— BEGIN Given data —

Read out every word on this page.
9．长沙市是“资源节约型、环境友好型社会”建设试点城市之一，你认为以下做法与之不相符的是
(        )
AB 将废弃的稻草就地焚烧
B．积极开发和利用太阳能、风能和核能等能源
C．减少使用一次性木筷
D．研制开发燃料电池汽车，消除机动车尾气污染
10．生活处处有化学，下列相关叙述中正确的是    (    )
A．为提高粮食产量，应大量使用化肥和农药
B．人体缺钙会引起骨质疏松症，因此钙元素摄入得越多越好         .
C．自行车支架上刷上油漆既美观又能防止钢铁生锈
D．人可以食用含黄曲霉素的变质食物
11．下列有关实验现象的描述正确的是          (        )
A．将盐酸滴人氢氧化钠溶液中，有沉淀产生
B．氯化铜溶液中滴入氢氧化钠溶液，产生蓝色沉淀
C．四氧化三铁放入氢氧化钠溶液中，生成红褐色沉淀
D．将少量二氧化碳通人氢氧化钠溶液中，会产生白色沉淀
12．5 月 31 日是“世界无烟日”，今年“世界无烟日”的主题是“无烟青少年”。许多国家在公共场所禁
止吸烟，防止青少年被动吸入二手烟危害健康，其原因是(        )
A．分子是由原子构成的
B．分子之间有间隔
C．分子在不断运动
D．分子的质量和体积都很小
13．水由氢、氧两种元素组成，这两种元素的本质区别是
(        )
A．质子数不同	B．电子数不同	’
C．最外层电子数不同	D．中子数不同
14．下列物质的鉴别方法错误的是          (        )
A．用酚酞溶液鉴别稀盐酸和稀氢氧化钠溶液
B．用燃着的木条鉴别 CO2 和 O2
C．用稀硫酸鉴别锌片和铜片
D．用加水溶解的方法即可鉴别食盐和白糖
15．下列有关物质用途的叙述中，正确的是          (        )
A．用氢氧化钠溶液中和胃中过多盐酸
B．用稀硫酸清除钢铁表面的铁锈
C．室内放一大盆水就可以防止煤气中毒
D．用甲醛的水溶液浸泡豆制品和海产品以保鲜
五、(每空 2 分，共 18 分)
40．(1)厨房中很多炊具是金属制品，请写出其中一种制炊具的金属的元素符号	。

— END Given data —

Directions —
Repeat the whole listing exactly, keeping every line intact.

Output for this exercise —
Read out every word on this page.
9．长沙市是“资源节约型、环境友好型社会”建设试点城市之一，你认为以下做法与之不相符的是
(        )
AB 将废弃的稻草就地焚烧
B．积极开发和利用太阳能、风能和核能等能源
C．减少使用一次性木筷
D．研制开发燃料电池汽车，消除机动车尾气污染
10．生活处处有化学，下列相关叙述中正确的是    (    )
A．为提高粮食产量，应大量使用化肥和农药
B．人体缺钙会引起骨质疏松症，因此钙元素摄入得越多越好         .
C．自行车支架上刷上油漆既美观又能防止钢铁生锈
D．人可以食用含黄曲霉素的变质食物
11．下列有关实验现象的描述正确的是          (        )
A．将盐酸滴人氢氧化钠溶液中，有沉淀产生
B．氯化铜溶液中滴入氢氧化钠溶液，产生蓝色沉淀
C．四氧化三铁放入氢氧化钠溶液中，生成红褐色沉淀
D．将少量二氧化碳通人氢氧化钠溶液中，会产生白色沉淀
12．5 月 31 日是“世界无烟日”，今年“世界无烟日”的主题是“无烟青少年”。许多国家在公共场所禁
止吸烟，防止青少年被动吸入二手烟危害健康，其原因是(        )
A．分子是由原子构成的
B．分子之间有间隔
C．分子在不断运动
D．分子的质量和体积都很小
13．水由氢、氧两种元素组成，这两种元素的本质区别是
(        )
A．质子数不同	B．电子数不同	’
C．最外层电子数不同	D．中子数不同
14．下列物质的鉴别方法错误的是          (        )
A．用酚酞溶液鉴别稀盐酸和稀氢氧化钠溶液
B．用燃着的木条鉴别 CO2 和 O2
C．用稀硫酸鉴别锌片和铜片
D．用加水溶解的方法即可鉴别食盐和白糖
15．下列有关物质用途的叙述中，正确的是          (        )
A．用氢氧化钠溶液中和胃中过多盐酸
B．用稀硫酸清除钢铁表面的铁锈
C．室内放一大盆水就可以防止煤气中毒
D．用甲醛的水溶液浸泡豆制品和海产品以保鲜
五、(每空 2 分，共 18 分)
40．(1)厨房中很多炊具是金属制品，请写出其中一种制炊具的金属的元素符号	。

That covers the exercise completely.